#### DATASET
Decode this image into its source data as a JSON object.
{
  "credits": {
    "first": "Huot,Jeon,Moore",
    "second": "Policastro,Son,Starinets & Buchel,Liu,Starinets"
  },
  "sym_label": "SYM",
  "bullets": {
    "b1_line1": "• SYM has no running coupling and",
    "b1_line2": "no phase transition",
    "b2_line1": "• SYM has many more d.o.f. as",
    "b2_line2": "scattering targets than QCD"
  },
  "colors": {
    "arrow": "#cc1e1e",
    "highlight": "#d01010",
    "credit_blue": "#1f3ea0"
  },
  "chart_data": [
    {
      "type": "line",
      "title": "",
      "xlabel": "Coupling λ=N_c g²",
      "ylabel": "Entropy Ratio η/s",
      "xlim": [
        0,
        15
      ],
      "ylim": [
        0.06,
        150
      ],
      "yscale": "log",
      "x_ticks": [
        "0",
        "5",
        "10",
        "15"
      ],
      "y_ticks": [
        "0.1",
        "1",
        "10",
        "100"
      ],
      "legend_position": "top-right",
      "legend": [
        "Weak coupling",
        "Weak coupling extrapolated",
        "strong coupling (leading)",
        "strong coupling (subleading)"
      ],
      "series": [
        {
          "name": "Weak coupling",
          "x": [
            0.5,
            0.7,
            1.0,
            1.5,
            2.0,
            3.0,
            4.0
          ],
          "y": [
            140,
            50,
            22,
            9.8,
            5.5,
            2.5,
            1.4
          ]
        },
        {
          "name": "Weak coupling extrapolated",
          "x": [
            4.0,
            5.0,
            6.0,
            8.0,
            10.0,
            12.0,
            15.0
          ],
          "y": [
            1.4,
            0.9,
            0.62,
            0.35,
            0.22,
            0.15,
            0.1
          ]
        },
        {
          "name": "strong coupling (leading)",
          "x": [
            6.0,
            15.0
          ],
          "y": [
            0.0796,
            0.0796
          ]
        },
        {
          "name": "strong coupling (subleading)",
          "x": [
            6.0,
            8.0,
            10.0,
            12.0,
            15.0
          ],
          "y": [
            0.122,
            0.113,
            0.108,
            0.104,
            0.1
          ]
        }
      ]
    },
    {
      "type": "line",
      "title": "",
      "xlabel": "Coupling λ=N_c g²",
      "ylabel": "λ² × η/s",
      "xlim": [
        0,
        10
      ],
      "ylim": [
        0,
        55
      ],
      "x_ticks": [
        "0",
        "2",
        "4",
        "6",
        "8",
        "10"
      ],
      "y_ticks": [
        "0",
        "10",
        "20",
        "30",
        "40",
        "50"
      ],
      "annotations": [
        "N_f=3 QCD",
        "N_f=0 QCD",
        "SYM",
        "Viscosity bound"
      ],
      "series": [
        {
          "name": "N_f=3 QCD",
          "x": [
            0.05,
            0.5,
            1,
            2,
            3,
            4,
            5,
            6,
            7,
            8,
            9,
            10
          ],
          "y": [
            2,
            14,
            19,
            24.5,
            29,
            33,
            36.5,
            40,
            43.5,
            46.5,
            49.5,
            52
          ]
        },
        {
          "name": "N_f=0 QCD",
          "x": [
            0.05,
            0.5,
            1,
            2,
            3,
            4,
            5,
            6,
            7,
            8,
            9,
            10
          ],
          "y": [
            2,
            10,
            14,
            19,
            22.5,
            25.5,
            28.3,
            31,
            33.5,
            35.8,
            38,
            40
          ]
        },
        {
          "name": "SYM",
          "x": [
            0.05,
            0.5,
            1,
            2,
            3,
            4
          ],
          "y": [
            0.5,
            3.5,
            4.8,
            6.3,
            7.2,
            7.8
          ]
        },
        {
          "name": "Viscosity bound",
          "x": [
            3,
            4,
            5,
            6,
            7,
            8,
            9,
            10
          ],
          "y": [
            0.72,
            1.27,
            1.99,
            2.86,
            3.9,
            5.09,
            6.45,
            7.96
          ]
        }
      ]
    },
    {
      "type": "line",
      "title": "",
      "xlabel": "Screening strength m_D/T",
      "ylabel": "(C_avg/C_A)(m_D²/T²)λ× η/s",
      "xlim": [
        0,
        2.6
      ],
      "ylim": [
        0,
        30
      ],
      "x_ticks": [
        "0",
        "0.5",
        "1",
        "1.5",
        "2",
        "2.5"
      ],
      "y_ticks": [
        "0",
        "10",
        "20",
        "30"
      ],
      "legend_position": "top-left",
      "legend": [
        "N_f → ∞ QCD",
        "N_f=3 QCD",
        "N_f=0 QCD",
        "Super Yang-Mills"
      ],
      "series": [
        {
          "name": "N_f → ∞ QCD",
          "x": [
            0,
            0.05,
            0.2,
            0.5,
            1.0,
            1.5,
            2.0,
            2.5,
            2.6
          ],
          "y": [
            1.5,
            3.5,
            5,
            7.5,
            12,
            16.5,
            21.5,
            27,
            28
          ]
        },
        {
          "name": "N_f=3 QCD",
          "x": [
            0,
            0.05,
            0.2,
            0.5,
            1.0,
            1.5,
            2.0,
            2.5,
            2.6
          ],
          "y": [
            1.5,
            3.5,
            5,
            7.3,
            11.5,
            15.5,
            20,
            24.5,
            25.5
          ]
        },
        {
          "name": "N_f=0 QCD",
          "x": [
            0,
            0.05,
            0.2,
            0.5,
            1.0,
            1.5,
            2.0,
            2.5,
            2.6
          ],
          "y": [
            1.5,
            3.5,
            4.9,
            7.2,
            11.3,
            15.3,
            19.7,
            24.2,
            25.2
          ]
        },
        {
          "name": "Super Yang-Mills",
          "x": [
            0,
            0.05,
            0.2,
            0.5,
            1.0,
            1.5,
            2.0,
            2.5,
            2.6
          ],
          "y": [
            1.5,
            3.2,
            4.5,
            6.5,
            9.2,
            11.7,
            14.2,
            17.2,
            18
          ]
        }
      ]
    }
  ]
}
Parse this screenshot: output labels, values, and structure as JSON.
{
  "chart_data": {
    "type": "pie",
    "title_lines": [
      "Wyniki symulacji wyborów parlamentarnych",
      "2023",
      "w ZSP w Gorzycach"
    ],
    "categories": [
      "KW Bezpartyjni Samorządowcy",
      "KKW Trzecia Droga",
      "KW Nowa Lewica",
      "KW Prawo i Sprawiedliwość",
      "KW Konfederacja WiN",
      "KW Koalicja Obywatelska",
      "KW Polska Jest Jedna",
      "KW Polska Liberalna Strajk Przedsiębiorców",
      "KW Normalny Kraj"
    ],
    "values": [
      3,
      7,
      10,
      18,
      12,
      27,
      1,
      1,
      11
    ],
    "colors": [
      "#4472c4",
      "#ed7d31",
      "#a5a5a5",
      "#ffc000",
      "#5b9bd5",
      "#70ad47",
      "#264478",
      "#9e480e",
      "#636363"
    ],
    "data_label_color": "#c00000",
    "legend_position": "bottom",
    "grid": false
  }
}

#### GIVEN EXERCISE
Gather every line from the entries above where the word "Mills" appears, and copy them.

#### EXERCISE ANSWER
        "Super Yang-Mills"
          "name": "Super Yang-Mills",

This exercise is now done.